Stored entries:

════════════════════

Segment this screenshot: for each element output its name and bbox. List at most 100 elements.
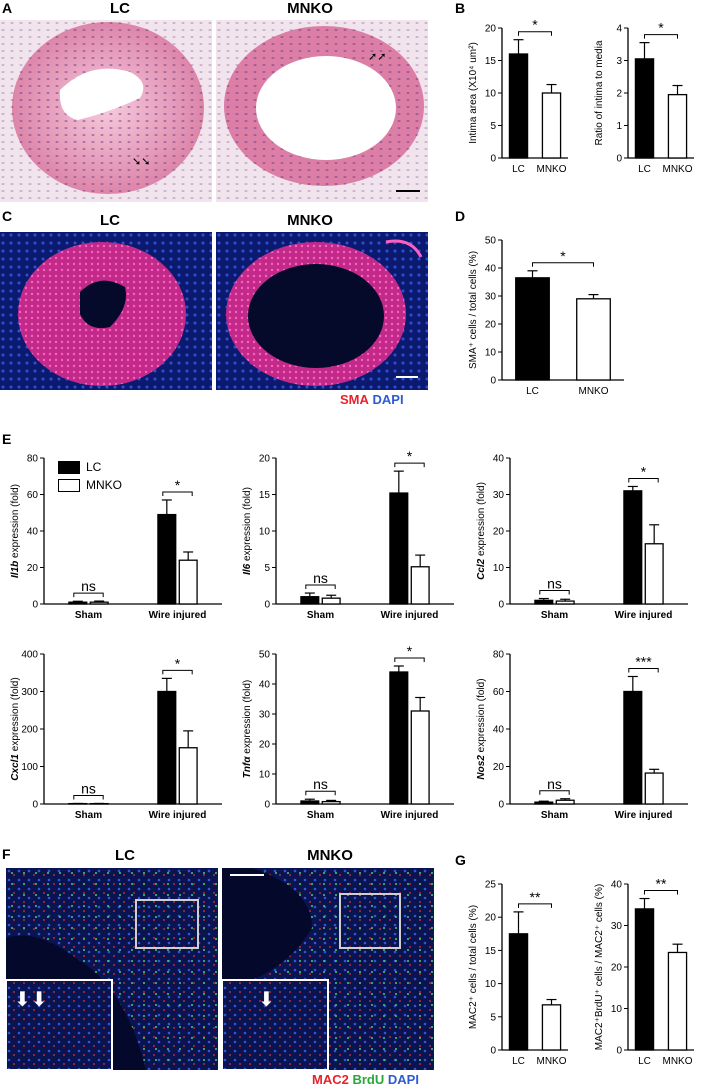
y-tick-label: 30 — [611, 921, 623, 932]
significance-label: ns — [81, 780, 96, 796]
significance-bracket — [518, 903, 552, 908]
panel-f-lc-title: LC — [115, 847, 135, 864]
y-tick-label: 5 — [490, 1012, 496, 1023]
y-tick-label: 20 — [259, 454, 271, 465]
x-tick-label: LC — [512, 1056, 525, 1067]
x-tick-label: MNKO — [537, 164, 567, 175]
significance-label: ns — [313, 776, 328, 792]
significance-label: * — [407, 450, 413, 464]
bar-lc — [634, 908, 655, 1051]
y-tick-label: 25 — [485, 880, 497, 891]
significance-bracket — [628, 477, 659, 483]
bar-mnko-sham — [89, 601, 109, 605]
significance-label: * — [175, 477, 181, 493]
y-axis-label: Tnfα expression (fold) — [242, 680, 253, 778]
y-tick-label: 40 — [485, 264, 497, 275]
y-tick-label: 40 — [27, 527, 39, 538]
x-tick-label: MNKO — [579, 386, 609, 397]
legend-swatch-mnko — [58, 479, 80, 493]
legend-label-mnko: MNKO — [86, 478, 122, 492]
bar-mnko — [541, 92, 562, 159]
y-tick-label: 0 — [616, 1046, 622, 1057]
x-tick-label: LC — [638, 164, 651, 175]
chart-e-il1b: 0 20 40 60 80 Il1b expression (fold) Sham ns Wir… — [10, 454, 222, 621]
bar-mnko-wire-injured — [410, 566, 430, 605]
he-micrograph-mnko: ➚➚ — [216, 20, 428, 202]
y-tick-label: 4 — [616, 24, 622, 35]
chart-g1: 0 5 10 15 20 25 MAC2⁺ cells / total cells (%) L… — [468, 880, 568, 1067]
y-tick-label: 400 — [21, 650, 38, 661]
significance-bracket — [539, 790, 570, 795]
x-tick-label: Wire injured — [149, 810, 207, 821]
y-tick-label: 0 — [32, 600, 38, 611]
legend-item-lc: LC — [58, 458, 122, 476]
bar-mnko-sham — [321, 597, 341, 605]
y-axis-label: Ccl2 expression (fold) — [476, 482, 487, 580]
y-tick-label: 10 — [485, 89, 497, 100]
y-tick-label: 10 — [259, 770, 271, 781]
bar-mnko-sham — [321, 800, 341, 805]
x-tick-label: Wire injured — [149, 610, 207, 621]
y-tick-label: 15 — [485, 946, 497, 957]
y-tick-label: 1 — [616, 121, 622, 132]
significance-bracket — [628, 668, 659, 673]
chart-e-nos2: 0 20 40 60 80 Nos2 expression (fold) Sham ns Wir… — [476, 650, 688, 821]
x-tick-label: Wire injured — [381, 810, 439, 821]
bar-mnko-sham — [555, 600, 575, 605]
panel-label-f: F — [2, 846, 11, 862]
bar-mnko — [541, 1004, 562, 1051]
y-tick-label: 80 — [493, 650, 505, 661]
significance-bracket — [539, 590, 570, 595]
x-tick-label: Sham — [75, 810, 102, 821]
y-axis-label: MAC2⁺ cells / total cells (%) — [468, 905, 479, 1029]
y-axis-label: MAC2⁺BrdU⁺ cells / MAC2⁺ cells (%) — [594, 884, 605, 1050]
bar-lc-wire-injured — [389, 492, 409, 605]
dapi-stain-label-f: DAPI — [387, 1072, 419, 1087]
y-tick-label: 10 — [259, 527, 271, 538]
y-tick-label: 20 — [611, 963, 623, 974]
bar-lc — [508, 933, 529, 1051]
significance-label: ns — [81, 578, 96, 594]
bar-mnko-sham — [555, 799, 575, 805]
sma-micrograph-mnko — [216, 232, 428, 390]
mac2-stain-label: MAC2 — [312, 1072, 349, 1087]
chart-b2: 0 1 2 3 4 Ratio of intima to media LC MNKO * — [594, 20, 694, 175]
bar-lc-sham — [534, 801, 554, 805]
chart-e-cxcl1: 0 100 200 300 400 Cxcl1 expression (fold) Sham… — [10, 650, 222, 821]
significance-bracket — [73, 592, 104, 598]
significance-label: ns — [547, 776, 562, 792]
significance-bracket — [532, 262, 594, 267]
he-micrograph-lc: ➘➘ — [0, 20, 212, 202]
significance-bracket — [644, 34, 678, 39]
panel-label-g: G — [455, 852, 466, 868]
significance-label: * — [407, 646, 413, 659]
bar-lc-sham — [534, 599, 554, 605]
significance-bracket — [162, 669, 193, 675]
y-tick-label: 40 — [611, 880, 623, 891]
significance-label: * — [532, 17, 538, 33]
x-tick-label: MNKO — [537, 1056, 567, 1067]
x-tick-label: LC — [638, 1056, 651, 1067]
y-tick-label: 20 — [485, 913, 497, 924]
y-axis-label: Ratio of intima to media — [594, 40, 605, 145]
x-tick-label: MNKO — [663, 1056, 693, 1067]
x-tick-label: Sham — [307, 810, 334, 821]
y-tick-label: 2 — [616, 89, 622, 100]
bar-mnko — [576, 298, 611, 381]
panel-e-legend: LC MNKO — [58, 458, 122, 494]
mac2-micrograph-lc: ⬇⬇ — [6, 868, 218, 1070]
significance-label: ** — [656, 876, 667, 892]
panel-c-mnko-title: MNKO — [287, 212, 333, 229]
y-tick-label: 0 — [264, 800, 270, 811]
bar-lc-wire-injured — [157, 513, 177, 605]
panel-label-a: A — [2, 0, 13, 16]
significance-bracket — [394, 657, 425, 662]
x-tick-label: LC — [512, 164, 525, 175]
y-tick-label: 0 — [616, 154, 622, 165]
x-tick-label: Sham — [541, 610, 568, 621]
x-tick-label: Wire injured — [381, 610, 439, 621]
y-tick-label: 30 — [259, 710, 271, 721]
sma-micrograph-lc — [0, 232, 212, 390]
bar-lc-wire-injured — [157, 690, 177, 805]
panel-c-lc-title: LC — [100, 212, 120, 229]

════════════════════

REQUIRED ACTION: Without the pictures, print the records in full, exactly as they appear.

RESPONSE AREA:
Segment this screenshot: for each element output its name and bbox. List at most 100 elements.
y-tick-label: 30 — [611, 921, 623, 932]
significance-label: ns — [81, 780, 96, 796]
significance-bracket — [518, 903, 552, 908]
panel-f-lc-title: LC — [115, 847, 135, 864]
y-tick-label: 5 — [490, 1012, 496, 1023]
y-tick-label: 20 — [259, 454, 271, 465]
x-tick-label: LC — [512, 1056, 525, 1067]
x-tick-label: MNKO — [537, 164, 567, 175]
significance-label: ns — [313, 776, 328, 792]
significance-label: * — [407, 450, 413, 464]
bar-lc — [634, 908, 655, 1051]
y-tick-label: 25 — [485, 880, 497, 891]
significance-bracket — [628, 477, 659, 483]
bar-mnko-sham — [89, 601, 109, 605]
significance-label: * — [175, 477, 181, 493]
y-axis-label: Tnfα expression (fold) — [242, 680, 253, 778]
y-tick-label: 40 — [485, 264, 497, 275]
y-tick-label: 40 — [27, 527, 39, 538]
x-tick-label: MNKO — [579, 386, 609, 397]
legend-swatch-mnko — [58, 479, 80, 493]
legend-label-mnko: MNKO — [86, 478, 122, 492]
bar-mnko — [541, 92, 562, 159]
y-tick-label: 0 — [616, 1046, 622, 1057]
x-tick-label: LC — [638, 164, 651, 175]
chart-e-il1b: 0 20 40 60 80 Il1b expression (fold) Sham ns Wir… — [10, 454, 222, 621]
bar-mnko-wire-injured — [410, 566, 430, 605]
he-micrograph-mnko: ➚➚ — [216, 20, 428, 202]
y-tick-label: 4 — [616, 24, 622, 35]
chart-g1: 0 5 10 15 20 25 MAC2⁺ cells / total cells (%) L… — [468, 880, 568, 1067]
y-tick-label: 400 — [21, 650, 38, 661]
significance-bracket — [539, 790, 570, 795]
x-tick-label: Wire injured — [149, 810, 207, 821]
y-tick-label: 0 — [32, 600, 38, 611]
legend-item-lc: LC — [58, 458, 122, 476]
bar-mnko-sham — [321, 597, 341, 605]
y-axis-label: Ccl2 expression (fold) — [476, 482, 487, 580]
y-tick-label: 10 — [485, 89, 497, 100]
y-tick-label: 10 — [259, 770, 271, 781]
bar-mnko-sham — [321, 800, 341, 805]
x-tick-label: Wire injured — [149, 610, 207, 621]
y-tick-label: 15 — [485, 946, 497, 957]
y-tick-label: 1 — [616, 121, 622, 132]
significance-bracket — [628, 668, 659, 673]
chart-e-nos2: 0 20 40 60 80 Nos2 expression (fold) Sham ns Wir… — [476, 650, 688, 821]
x-tick-label: Wire injured — [381, 810, 439, 821]
bar-mnko-sham — [555, 600, 575, 605]
panel-label-f: F — [2, 846, 11, 862]
bar-mnko — [541, 1004, 562, 1051]
y-tick-label: 80 — [493, 650, 505, 661]
significance-bracket — [539, 590, 570, 595]
x-tick-label: Sham — [75, 810, 102, 821]
y-axis-label: MAC2⁺ cells / total cells (%) — [468, 905, 479, 1029]
y-axis-label: MAC2⁺BrdU⁺ cells / MAC2⁺ cells (%) — [594, 884, 605, 1050]
bar-lc-wire-injured — [389, 492, 409, 605]
dapi-stain-label-f: DAPI — [387, 1072, 419, 1087]
y-tick-label: 10 — [259, 527, 271, 538]
y-tick-label: 20 — [611, 963, 623, 974]
bar-lc — [508, 933, 529, 1051]
significance-label: ns — [81, 578, 96, 594]
bar-mnko-sham — [555, 799, 575, 805]
sma-micrograph-mnko — [216, 232, 428, 390]
mac2-stain-label: MAC2 — [312, 1072, 349, 1087]
chart-b2: 0 1 2 3 4 Ratio of intima to media LC MNKO * — [594, 20, 694, 175]
bar-lc-sham — [534, 801, 554, 805]
chart-e-cxcl1: 0 100 200 300 400 Cxcl1 expression (fold) Sham… — [10, 650, 222, 821]
significance-bracket — [73, 592, 104, 598]
significance-label: ns — [547, 776, 562, 792]
significance-bracket — [532, 262, 594, 267]
he-micrograph-lc: ➘➘ — [0, 20, 212, 202]
significance-bracket — [644, 34, 678, 39]
panel-label-g: G — [455, 852, 466, 868]
significance-label: * — [407, 646, 413, 659]
bar-lc-sham — [534, 599, 554, 605]
significance-bracket — [162, 669, 193, 675]
y-tick-label: 40 — [611, 880, 623, 891]
significance-label: * — [532, 17, 538, 33]
x-tick-label: MNKO — [537, 1056, 567, 1067]
x-tick-label: LC — [638, 1056, 651, 1067]
y-tick-label: 20 — [485, 913, 497, 924]
y-axis-label: Ratio of intima to media — [594, 40, 605, 145]
x-tick-label: MNKO — [663, 1056, 693, 1067]
x-tick-label: Sham — [307, 810, 334, 821]
y-tick-label: 2 — [616, 89, 622, 100]
bar-mnko — [576, 298, 611, 381]
panel-e-legend: LC MNKO — [58, 458, 122, 494]
mac2-micrograph-lc: ⬇⬇ — [6, 868, 218, 1070]
significance-label: ** — [656, 876, 667, 892]
panel-c-mnko-title: MNKO — [287, 212, 333, 229]
y-tick-label: 0 — [264, 800, 270, 811]
bar-lc-wire-injured — [157, 513, 177, 605]
panel-label-a: A — [2, 0, 13, 16]
significance-bracket — [394, 657, 425, 662]
x-tick-label: LC — [512, 164, 525, 175]
y-tick-label: 0 — [616, 154, 622, 165]
x-tick-label: Sham — [541, 610, 568, 621]
x-tick-label: Wire injured — [381, 610, 439, 621]
y-tick-label: 30 — [259, 710, 271, 721]
sma-micrograph-lc — [0, 232, 212, 390]
bar-lc-wire-injured — [157, 690, 177, 805]
panel-c-lc-title: LC — [100, 212, 120, 229]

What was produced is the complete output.